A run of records

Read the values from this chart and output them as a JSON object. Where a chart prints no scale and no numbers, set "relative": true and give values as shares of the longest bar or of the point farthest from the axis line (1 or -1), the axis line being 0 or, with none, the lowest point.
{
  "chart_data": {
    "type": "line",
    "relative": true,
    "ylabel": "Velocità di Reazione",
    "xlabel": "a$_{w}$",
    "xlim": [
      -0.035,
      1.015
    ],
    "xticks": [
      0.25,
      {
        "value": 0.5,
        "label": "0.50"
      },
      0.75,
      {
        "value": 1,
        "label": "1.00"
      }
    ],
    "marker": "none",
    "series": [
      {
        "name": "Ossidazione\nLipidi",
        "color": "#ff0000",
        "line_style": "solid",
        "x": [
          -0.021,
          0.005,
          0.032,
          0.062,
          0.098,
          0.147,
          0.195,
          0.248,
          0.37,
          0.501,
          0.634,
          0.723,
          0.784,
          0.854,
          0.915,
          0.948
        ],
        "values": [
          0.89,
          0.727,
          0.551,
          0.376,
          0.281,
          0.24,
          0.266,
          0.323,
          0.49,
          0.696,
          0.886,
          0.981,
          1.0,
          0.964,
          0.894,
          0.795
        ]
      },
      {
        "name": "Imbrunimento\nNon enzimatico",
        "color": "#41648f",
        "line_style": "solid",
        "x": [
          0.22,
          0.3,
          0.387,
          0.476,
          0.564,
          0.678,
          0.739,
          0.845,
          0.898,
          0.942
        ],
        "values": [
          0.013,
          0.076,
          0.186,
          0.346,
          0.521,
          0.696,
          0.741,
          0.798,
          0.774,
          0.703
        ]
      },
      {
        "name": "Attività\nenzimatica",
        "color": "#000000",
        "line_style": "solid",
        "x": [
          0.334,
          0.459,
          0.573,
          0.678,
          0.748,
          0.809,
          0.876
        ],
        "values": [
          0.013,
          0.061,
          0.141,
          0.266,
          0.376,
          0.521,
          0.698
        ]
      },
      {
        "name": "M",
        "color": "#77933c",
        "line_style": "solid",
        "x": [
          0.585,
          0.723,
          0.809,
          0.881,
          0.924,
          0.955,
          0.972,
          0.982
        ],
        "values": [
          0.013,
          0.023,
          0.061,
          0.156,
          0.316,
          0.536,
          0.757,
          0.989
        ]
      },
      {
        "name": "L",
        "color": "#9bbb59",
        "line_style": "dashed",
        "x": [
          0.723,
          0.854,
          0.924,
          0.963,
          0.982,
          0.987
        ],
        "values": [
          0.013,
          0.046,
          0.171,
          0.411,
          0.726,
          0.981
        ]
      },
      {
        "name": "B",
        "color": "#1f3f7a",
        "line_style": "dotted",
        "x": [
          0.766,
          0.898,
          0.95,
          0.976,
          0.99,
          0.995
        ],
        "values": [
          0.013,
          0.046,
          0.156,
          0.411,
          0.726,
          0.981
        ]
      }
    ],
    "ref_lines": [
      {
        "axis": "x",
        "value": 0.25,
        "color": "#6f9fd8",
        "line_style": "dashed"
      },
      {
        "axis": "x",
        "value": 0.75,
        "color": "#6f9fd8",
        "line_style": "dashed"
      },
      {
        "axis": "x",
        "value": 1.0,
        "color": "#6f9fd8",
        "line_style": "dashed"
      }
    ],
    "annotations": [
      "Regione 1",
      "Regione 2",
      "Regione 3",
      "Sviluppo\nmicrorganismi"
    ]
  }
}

_Required work_. The records above must be repeated exactly, every one of them.

_Solution to this problem_.
Read the values from this chart and output them as a JSON object. Where a chart prints no scale and no numbers, set "relative": true and give values as shares of the longest bar or of the point farthest from the axis line (1 or -1), the axis line being 0 or, with none, the lowest point.
{
  "chart_data": {
    "type": "line",
    "relative": true,
    "ylabel": "Velocità di Reazione",
    "xlabel": "a$_{w}$",
    "xlim": [
      -0.035,
      1.015
    ],
    "xticks": [
      0.25,
      {
        "value": 0.5,
        "label": "0.50"
      },
      0.75,
      {
        "value": 1,
        "label": "1.00"
      }
    ],
    "marker": "none",
    "series": [
      {
        "name": "Ossidazione\nLipidi",
        "color": "#ff0000",
        "line_style": "solid",
        "x": [
          -0.021,
          0.005,
          0.032,
          0.062,
          0.098,
          0.147,
          0.195,
          0.248,
          0.37,
          0.501,
          0.634,
          0.723,
          0.784,
          0.854,
          0.915,
          0.948
        ],
        "values": [
          0.89,
          0.727,
          0.551,
          0.376,
          0.281,
          0.24,
          0.266,
          0.323,
          0.49,
          0.696,
          0.886,
          0.981,
          1.0,
          0.964,
          0.894,
          0.795
        ]
      },
      {
        "name": "Imbrunimento\nNon enzimatico",
        "color": "#41648f",
        "line_style": "solid",
        "x": [
          0.22,
          0.3,
          0.387,
          0.476,
          0.564,
          0.678,
          0.739,
          0.845,
          0.898,
          0.942
        ],
        "values": [
          0.013,
          0.076,
          0.186,
          0.346,
          0.521,
          0.696,
          0.741,
          0.798,
          0.774,
          0.703
        ]
      },
      {
        "name": "Attività\nenzimatica",
        "color": "#000000",
        "line_style": "solid",
        "x": [
          0.334,
          0.459,
          0.573,
          0.678,
          0.748,
          0.809,
          0.876
        ],
        "values": [
          0.013,
          0.061,
          0.141,
          0.266,
          0.376,
          0.521,
          0.698
        ]
      },
      {
        "name": "M",
        "color": "#77933c",
        "line_style": "solid",
        "x": [
          0.585,
          0.723,
          0.809,
          0.881,
          0.924,
          0.955,
          0.972,
          0.982
        ],
        "values": [
          0.013,
          0.023,
          0.061,
          0.156,
          0.316,
          0.536,
          0.757,
          0.989
        ]
      },
      {
        "name": "L",
        "color": "#9bbb59",
        "line_style": "dashed",
        "x": [
          0.723,
          0.854,
          0.924,
          0.963,
          0.982,
          0.987
        ],
        "values": [
          0.013,
          0.046,
          0.171,
          0.411,
          0.726,
          0.981
        ]
      },
      {
        "name": "B",
        "color": "#1f3f7a",
        "line_style": "dotted",
        "x": [
          0.766,
          0.898,
          0.95,
          0.976,
          0.99,
          0.995
        ],
        "values": [
          0.013,
          0.046,
          0.156,
          0.411,
          0.726,
          0.981
        ]
      }
    ],
    "ref_lines": [
      {
        "axis": "x",
        "value": 0.25,
        "color": "#6f9fd8",
        "line_style": "dashed"
      },
      {
        "axis": "x",
        "value": 0.75,
        "color": "#6f9fd8",
        "line_style": "dashed"
      },
      {
        "axis": "x",
        "value": 1.0,
        "color": "#6f9fd8",
        "line_style": "dashed"
      }
    ],
    "annotations": [
      "Regione 1",
      "Regione 2",
      "Regione 3",
      "Sviluppo\nmicrorganismi"
    ]
  }
}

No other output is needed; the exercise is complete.